* _Instructions to follow_:
Produce a verbatim copy of the entries listed below.

* _Exercise materials_:
▽

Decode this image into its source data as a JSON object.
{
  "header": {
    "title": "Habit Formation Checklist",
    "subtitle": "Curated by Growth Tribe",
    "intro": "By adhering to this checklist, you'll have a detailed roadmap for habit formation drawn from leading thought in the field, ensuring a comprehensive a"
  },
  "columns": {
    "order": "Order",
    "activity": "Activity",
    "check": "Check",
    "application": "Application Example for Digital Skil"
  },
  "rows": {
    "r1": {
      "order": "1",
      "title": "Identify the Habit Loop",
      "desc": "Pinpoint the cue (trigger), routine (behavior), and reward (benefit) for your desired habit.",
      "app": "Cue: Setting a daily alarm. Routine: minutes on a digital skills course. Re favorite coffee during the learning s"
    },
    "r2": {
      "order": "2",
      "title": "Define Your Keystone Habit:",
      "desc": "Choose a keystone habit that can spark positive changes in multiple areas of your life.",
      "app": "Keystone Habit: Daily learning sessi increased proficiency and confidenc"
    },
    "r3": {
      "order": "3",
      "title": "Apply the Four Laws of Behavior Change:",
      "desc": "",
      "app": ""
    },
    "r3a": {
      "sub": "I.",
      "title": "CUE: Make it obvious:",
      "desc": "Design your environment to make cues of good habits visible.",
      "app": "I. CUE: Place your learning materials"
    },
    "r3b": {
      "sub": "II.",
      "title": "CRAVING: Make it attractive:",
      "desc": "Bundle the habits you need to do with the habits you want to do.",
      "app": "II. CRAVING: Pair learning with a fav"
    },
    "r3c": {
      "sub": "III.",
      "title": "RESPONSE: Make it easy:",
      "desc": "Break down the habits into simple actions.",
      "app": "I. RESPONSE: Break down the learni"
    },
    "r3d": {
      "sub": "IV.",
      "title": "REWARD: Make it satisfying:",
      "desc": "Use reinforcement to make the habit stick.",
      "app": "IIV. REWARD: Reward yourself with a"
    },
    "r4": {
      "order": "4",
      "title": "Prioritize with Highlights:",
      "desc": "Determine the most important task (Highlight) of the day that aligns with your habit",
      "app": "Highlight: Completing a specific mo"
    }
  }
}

△

* _Response to this exercise_:
Decode this image into its source data as a JSON object.
{
  "header": {
    "title": "Habit Formation Checklist",
    "subtitle": "Curated by Growth Tribe",
    "intro": "By adhering to this checklist, you'll have a detailed roadmap for habit formation drawn from leading thought in the field, ensuring a comprehensive a"
  },
  "columns": {
    "order": "Order",
    "activity": "Activity",
    "check": "Check",
    "application": "Application Example for Digital Skil"
  },
  "rows": {
    "r1": {
      "order": "1",
      "title": "Identify the Habit Loop",
      "desc": "Pinpoint the cue (trigger), routine (behavior), and reward (benefit) for your desired habit.",
      "app": "Cue: Setting a daily alarm. Routine: minutes on a digital skills course. Re favorite coffee during the learning s"
    },
    "r2": {
      "order": "2",
      "title": "Define Your Keystone Habit:",
      "desc": "Choose a keystone habit that can spark positive changes in multiple areas of your life.",
      "app": "Keystone Habit: Daily learning sessi increased proficiency and confidenc"
    },
    "r3": {
      "order": "3",
      "title": "Apply the Four Laws of Behavior Change:",
      "desc": "",
      "app": ""
    },
    "r3a": {
      "sub": "I.",
      "title": "CUE: Make it obvious:",
      "desc": "Design your environment to make cues of good habits visible.",
      "app": "I. CUE: Place your learning materials"
    },
    "r3b": {
      "sub": "II.",
      "title": "CRAVING: Make it attractive:",
      "desc": "Bundle the habits you need to do with the habits you want to do.",
      "app": "II. CRAVING: Pair learning with a fav"
    },
    "r3c": {
      "sub": "III.",
      "title": "RESPONSE: Make it easy:",
      "desc": "Break down the habits into simple actions.",
      "app": "I. RESPONSE: Break down the learni"
    },
    "r3d": {
      "sub": "IV.",
      "title": "REWARD: Make it satisfying:",
      "desc": "Use reinforcement to make the habit stick.",
      "app": "IIV. REWARD: Reward yourself with a"
    },
    "r4": {
      "order": "4",
      "title": "Prioritize with Highlights:",
      "desc": "Determine the most important task (Highlight) of the day that aligns with your habit",
      "app": "Highlight: Completing a specific mo"
    }
  }
}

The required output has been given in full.